(Items from a dataset)
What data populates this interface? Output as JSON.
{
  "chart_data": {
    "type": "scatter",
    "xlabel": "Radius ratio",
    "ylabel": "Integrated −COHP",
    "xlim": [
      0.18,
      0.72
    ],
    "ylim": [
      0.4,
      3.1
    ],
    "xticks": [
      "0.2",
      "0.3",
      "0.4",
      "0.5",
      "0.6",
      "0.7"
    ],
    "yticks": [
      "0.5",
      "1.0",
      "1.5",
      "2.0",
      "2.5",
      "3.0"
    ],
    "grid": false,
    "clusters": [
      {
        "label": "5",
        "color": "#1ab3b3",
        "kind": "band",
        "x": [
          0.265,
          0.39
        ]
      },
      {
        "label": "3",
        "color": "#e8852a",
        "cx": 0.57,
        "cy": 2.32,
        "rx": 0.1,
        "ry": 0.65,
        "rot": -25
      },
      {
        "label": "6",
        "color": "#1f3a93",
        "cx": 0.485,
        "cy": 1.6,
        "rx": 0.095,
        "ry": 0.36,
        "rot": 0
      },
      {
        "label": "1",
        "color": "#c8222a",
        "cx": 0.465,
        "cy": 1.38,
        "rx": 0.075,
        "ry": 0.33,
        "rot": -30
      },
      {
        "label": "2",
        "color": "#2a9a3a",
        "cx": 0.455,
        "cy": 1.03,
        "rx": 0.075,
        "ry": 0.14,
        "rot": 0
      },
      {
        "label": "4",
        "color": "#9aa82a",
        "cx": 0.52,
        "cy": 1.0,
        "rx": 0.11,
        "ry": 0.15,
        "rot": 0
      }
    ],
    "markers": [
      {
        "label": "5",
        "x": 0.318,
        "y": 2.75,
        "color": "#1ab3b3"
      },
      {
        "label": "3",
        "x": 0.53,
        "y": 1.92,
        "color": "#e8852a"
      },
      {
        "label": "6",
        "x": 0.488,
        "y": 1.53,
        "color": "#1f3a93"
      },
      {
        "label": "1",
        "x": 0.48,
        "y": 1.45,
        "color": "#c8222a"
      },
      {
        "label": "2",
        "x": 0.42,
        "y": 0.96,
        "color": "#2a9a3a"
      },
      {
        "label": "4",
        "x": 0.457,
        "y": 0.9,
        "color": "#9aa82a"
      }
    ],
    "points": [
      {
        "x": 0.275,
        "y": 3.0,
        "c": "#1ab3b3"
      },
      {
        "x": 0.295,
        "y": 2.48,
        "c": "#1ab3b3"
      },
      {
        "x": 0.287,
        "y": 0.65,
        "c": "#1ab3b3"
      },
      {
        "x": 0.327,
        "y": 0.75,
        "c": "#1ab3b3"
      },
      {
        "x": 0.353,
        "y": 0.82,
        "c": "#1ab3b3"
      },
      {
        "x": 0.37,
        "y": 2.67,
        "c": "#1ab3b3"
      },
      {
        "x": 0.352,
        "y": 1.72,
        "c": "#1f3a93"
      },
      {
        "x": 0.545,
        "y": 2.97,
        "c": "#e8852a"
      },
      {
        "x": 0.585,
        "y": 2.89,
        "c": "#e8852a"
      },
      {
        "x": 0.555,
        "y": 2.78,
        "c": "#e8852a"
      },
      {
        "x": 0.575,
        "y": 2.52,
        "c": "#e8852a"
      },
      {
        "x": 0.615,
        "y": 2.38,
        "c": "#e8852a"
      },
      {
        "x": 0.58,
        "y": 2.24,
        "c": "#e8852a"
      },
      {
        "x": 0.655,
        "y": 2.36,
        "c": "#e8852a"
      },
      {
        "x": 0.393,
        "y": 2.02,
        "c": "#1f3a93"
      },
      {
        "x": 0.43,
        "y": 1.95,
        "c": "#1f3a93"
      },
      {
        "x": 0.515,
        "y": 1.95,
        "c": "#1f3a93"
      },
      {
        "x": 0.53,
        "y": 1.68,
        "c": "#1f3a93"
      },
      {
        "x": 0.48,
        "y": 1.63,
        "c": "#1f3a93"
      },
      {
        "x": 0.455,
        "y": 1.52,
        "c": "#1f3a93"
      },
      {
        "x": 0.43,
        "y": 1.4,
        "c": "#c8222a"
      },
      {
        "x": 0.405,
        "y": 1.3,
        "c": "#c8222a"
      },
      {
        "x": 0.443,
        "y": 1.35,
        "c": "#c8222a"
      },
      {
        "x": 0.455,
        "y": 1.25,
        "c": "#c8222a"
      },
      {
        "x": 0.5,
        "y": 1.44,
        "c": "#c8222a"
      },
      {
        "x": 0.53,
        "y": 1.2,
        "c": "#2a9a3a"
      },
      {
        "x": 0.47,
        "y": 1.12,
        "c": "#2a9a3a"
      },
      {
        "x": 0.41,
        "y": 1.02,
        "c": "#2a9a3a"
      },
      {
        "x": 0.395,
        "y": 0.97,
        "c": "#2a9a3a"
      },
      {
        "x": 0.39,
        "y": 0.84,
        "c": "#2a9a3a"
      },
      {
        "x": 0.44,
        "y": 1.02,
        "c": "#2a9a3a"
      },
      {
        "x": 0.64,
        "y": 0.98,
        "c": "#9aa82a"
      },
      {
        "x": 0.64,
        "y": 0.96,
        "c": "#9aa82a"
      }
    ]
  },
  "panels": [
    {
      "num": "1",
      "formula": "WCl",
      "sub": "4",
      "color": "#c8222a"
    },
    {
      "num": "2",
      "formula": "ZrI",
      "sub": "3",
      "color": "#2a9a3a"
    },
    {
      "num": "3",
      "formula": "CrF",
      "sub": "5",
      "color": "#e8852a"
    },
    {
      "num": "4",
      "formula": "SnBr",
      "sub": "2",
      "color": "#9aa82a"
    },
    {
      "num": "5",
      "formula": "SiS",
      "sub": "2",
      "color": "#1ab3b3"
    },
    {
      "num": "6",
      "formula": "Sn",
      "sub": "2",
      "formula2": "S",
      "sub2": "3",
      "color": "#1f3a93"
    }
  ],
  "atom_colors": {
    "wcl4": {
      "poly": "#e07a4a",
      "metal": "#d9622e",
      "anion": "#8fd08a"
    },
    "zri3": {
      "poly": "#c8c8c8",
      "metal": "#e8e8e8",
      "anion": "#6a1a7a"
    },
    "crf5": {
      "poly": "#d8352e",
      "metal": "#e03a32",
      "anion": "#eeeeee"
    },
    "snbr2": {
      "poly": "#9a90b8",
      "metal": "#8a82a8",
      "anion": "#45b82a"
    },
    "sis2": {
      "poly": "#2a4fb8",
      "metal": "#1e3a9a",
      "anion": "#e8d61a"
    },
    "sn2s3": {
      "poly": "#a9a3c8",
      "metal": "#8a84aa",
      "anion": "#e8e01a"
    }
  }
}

= Your task =
Copy out every line with the word "poly".

= Result of the exercise =
      "poly": "#e07a4a",
      "poly": "#c8c8c8",
      "poly": "#d8352e",
      "poly": "#9a90b8",
      "poly": "#2a4fb8",
      "poly": "#a9a3c8",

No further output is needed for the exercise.